* **Exercise**: Quote precisely the final stretch of the listing: start at the line containing "Output the text content of this document." and stop after the last line.

* **Material provided**:
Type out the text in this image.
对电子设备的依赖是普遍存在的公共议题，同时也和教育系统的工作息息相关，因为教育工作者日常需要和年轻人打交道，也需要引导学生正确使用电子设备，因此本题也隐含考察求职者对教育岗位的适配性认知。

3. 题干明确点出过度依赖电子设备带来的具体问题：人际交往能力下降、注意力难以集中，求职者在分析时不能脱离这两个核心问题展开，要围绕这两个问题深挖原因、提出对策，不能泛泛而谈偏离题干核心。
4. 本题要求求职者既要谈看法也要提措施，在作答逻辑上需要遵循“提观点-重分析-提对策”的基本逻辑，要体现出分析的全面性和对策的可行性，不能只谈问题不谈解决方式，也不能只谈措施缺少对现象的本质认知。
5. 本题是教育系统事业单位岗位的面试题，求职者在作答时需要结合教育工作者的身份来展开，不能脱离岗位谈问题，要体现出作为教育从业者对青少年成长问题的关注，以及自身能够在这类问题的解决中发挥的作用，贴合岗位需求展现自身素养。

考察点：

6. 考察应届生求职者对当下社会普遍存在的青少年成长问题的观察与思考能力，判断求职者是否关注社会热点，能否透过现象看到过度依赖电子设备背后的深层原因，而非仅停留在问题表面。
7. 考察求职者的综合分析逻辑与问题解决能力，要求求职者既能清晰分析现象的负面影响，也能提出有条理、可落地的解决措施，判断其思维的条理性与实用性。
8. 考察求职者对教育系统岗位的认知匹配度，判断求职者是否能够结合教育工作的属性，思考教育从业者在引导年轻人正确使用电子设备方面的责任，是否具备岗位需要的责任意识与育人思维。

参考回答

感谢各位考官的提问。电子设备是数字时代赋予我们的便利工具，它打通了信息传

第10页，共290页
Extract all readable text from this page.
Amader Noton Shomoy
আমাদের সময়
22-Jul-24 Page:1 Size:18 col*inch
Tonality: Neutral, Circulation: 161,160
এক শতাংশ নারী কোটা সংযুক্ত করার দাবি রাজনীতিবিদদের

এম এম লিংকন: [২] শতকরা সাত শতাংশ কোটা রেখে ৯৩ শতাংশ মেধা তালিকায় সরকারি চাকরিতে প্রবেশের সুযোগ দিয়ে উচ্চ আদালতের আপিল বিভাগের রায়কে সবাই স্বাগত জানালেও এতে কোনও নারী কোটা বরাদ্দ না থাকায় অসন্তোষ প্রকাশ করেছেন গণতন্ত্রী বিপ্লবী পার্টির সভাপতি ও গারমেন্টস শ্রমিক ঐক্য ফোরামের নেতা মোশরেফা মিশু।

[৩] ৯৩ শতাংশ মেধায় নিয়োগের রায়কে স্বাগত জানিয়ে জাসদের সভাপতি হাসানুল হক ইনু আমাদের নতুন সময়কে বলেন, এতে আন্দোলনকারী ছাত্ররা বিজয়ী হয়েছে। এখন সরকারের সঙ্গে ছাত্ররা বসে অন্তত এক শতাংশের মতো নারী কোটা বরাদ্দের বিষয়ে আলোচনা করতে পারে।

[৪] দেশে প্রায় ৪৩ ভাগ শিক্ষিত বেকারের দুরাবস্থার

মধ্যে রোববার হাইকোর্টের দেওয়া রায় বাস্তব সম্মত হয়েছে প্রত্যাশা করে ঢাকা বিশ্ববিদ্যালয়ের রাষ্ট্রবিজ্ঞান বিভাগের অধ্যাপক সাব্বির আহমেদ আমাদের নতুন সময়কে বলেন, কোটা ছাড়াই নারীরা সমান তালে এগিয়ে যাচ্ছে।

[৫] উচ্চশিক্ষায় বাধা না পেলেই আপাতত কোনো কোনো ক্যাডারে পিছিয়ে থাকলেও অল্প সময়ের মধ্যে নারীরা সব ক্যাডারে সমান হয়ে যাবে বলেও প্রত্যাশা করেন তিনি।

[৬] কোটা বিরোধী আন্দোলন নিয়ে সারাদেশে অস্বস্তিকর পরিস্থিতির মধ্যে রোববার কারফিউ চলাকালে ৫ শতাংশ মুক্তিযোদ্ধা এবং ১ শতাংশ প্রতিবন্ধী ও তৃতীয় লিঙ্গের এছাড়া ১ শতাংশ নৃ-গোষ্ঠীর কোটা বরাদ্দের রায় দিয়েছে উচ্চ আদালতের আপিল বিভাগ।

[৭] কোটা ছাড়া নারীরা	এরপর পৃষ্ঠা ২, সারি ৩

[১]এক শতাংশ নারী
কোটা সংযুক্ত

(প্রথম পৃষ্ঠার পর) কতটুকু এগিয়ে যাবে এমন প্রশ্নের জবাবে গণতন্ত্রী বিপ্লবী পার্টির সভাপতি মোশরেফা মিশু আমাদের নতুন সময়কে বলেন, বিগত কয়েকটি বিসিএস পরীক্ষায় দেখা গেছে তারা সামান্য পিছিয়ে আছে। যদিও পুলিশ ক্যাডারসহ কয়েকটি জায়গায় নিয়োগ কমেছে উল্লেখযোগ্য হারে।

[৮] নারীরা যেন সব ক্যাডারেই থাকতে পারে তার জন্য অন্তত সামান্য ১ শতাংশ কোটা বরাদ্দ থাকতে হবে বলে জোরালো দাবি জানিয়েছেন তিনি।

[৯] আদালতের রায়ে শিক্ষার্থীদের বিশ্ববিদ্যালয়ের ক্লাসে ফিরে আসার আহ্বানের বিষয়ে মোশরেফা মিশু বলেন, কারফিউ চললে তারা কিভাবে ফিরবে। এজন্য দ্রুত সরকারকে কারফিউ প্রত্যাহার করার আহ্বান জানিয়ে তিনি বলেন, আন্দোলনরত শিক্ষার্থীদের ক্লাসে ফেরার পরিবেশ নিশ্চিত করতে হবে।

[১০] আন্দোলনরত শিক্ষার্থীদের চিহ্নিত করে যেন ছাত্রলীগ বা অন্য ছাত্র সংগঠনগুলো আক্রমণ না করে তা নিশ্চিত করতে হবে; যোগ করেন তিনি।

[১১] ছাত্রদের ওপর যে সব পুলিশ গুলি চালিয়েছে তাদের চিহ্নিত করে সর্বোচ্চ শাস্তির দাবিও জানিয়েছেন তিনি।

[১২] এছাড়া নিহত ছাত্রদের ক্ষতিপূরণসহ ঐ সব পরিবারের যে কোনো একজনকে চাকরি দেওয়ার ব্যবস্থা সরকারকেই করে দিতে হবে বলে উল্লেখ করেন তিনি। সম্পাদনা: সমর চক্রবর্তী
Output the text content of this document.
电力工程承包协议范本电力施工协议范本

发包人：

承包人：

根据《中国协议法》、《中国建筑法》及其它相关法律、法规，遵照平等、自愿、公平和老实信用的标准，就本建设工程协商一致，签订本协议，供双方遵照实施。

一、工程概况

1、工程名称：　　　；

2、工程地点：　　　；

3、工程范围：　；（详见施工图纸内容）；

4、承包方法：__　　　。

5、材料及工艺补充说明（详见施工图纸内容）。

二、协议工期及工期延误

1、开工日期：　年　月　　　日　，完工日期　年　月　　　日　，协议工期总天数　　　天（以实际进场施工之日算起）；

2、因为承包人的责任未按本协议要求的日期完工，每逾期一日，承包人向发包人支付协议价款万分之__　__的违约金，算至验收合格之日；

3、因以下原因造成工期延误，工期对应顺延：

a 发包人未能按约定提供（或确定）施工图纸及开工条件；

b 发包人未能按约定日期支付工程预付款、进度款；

* **Reply to the task**:
Output the text content of this document.
电力工程承包协议范本电力施工协议范本

发包人：

承包人：

根据《中国协议法》、《中国建筑法》及其它相关法律、法规，遵照平等、自愿、公平和老实信用的标准，就本建设工程协商一致，签订本协议，供双方遵照实施。

一、工程概况

1、工程名称：　　　；

2、工程地点：　　　；

3、工程范围：　；（详见施工图纸内容）；

4、承包方法：__　　　。

5、材料及工艺补充说明（详见施工图纸内容）。

二、协议工期及工期延误

1、开工日期：　年　月　　　日　，完工日期　年　月　　　日　，协议工期总天数　　　天（以实际进场施工之日算起）；

2、因为承包人的责任未按本协议要求的日期完工，每逾期一日，承包人向发包人支付协议价款万分之__　__的违约金，算至验收合格之日；

3、因以下原因造成工期延误，工期对应顺延：

a 发包人未能按约定提供（或确定）施工图纸及开工条件；

b 发包人未能按约定日期支付工程预付款、进度款；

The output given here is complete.